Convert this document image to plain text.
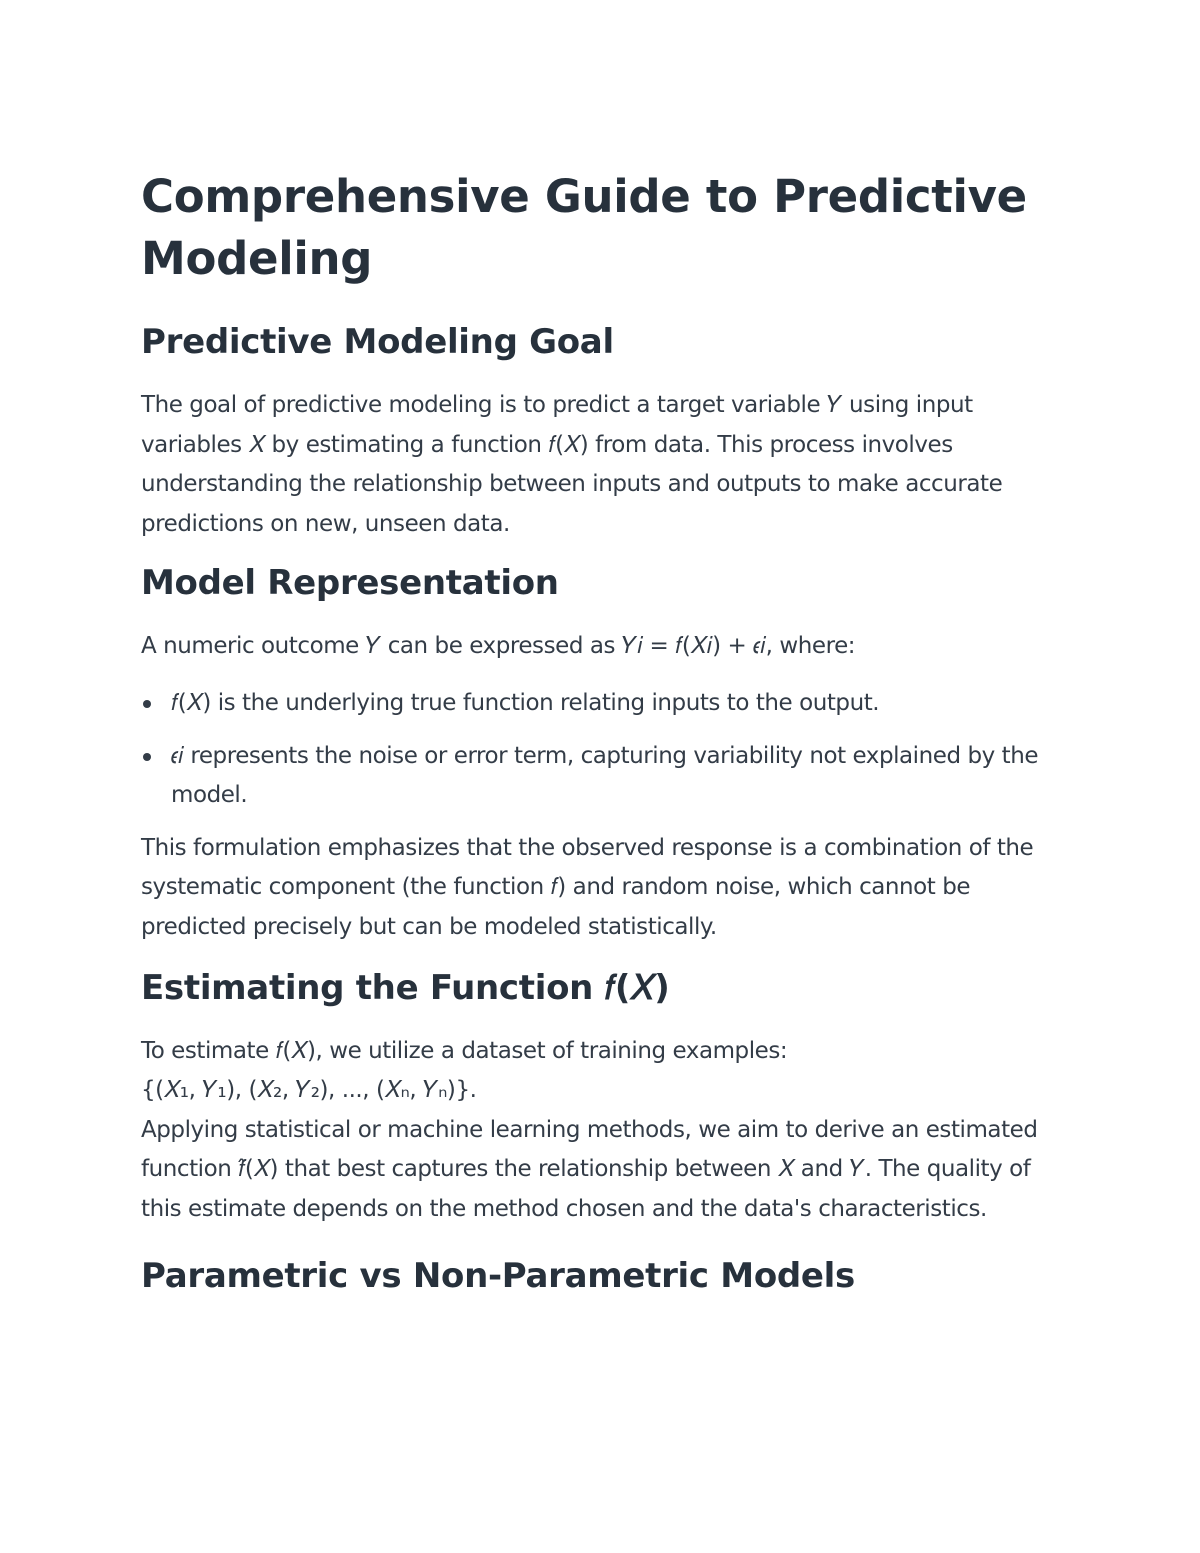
Comprehensive Guide to Predictive Modeling
Predictive Modeling Goal

The goal of predictive modeling is to predict a target variable 𝑌 using input variables 𝑋 by estimating a function 𝑓(𝑋) from data. This process involves understanding the relationship between inputs and outputs to make accurate predictions on new, unseen data.

Model Representation

A numeric outcome 𝑌 can be expressed as 𝑌𝑖 = 𝑓(𝑋𝑖) + 𝜖𝑖, where:

𝑓(𝑋) is the underlying true function relating inputs to the output.
𝜖𝑖 represents the noise or error term, capturing variability not explained by the model.

This formulation emphasizes that the observed response is a combination of the systematic component (the function 𝑓) and random noise, which cannot be predicted precisely but can be modeled statistically.

Estimating the Function 𝑓(𝑋)

To estimate 𝑓(𝑋), we utilize a dataset of training examples:
{(𝑋₁, 𝑌₁), (𝑋₂, 𝑌₂), ..., (𝑋ₙ, 𝑌ₙ)}.
Applying statistical or machine learning methods, we aim to derive an estimated function 𝑓̂(𝑋) that best captures the relationship between 𝑋 and 𝑌. The quality of this estimate depends on the method chosen and the data's characteristics.

Parametric vs Non-Parametric Models
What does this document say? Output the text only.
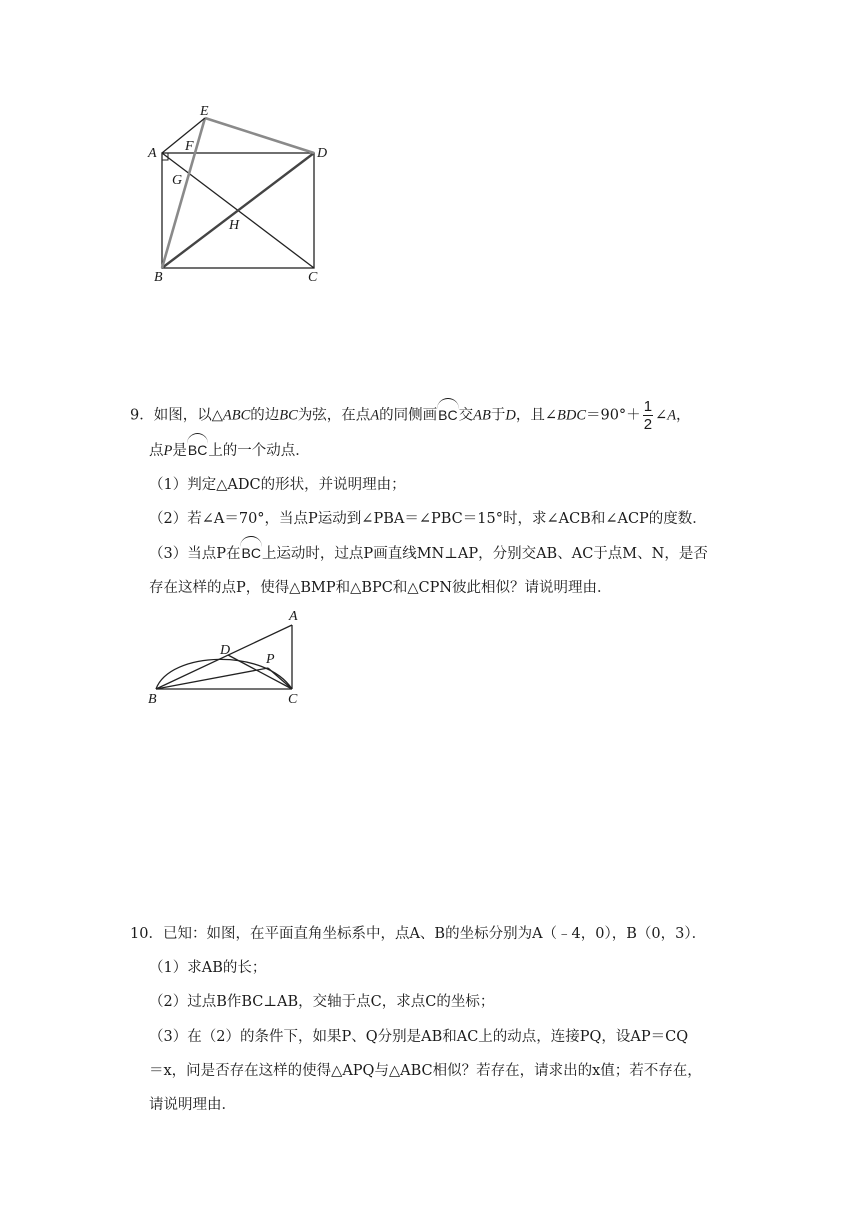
E
A F	D
G
H
B	C
9．如图，以△ABC的边BC为弦，在点A的同侧画BC交AB于D，且∠BDC＝90°＋ $\frac{1}{2}$ ∠A，
点P是BC上的一个动点．
（1）判定△ADC的形状，并说明理由；
（2）若∠A＝70°，当点P运动到∠PBA＝∠PBC＝15°时，求∠ACB和∠ACP的度数．
（3）当点P在BC上运动时，过点P画直线MN⊥AP，分别交AB、AC于点M、N，是否
存在这样的点P，使得△BMP和△BPC和△CPN彼此相似？请说明理由．
A
D
P
B	C
10．已知：如图，在平面直角坐标系中，点A、B的坐标分别为A（﹣4，0），B（0，3）．
（1）求AB的长；
（2）过点B作BC⊥AB，交轴于点C，求点C的坐标；
（3）在（2）的条件下，如果P、Q分别是AB和AC上的动点，连接PQ，设AP＝CQ
＝x，问是否存在这样的使得△APQ与△ABC相似？若存在，请求出的x值；若不存在，
请说明理由．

════════

Give only the number of lines in the data that include the string "noise".

• **REPLY**: 2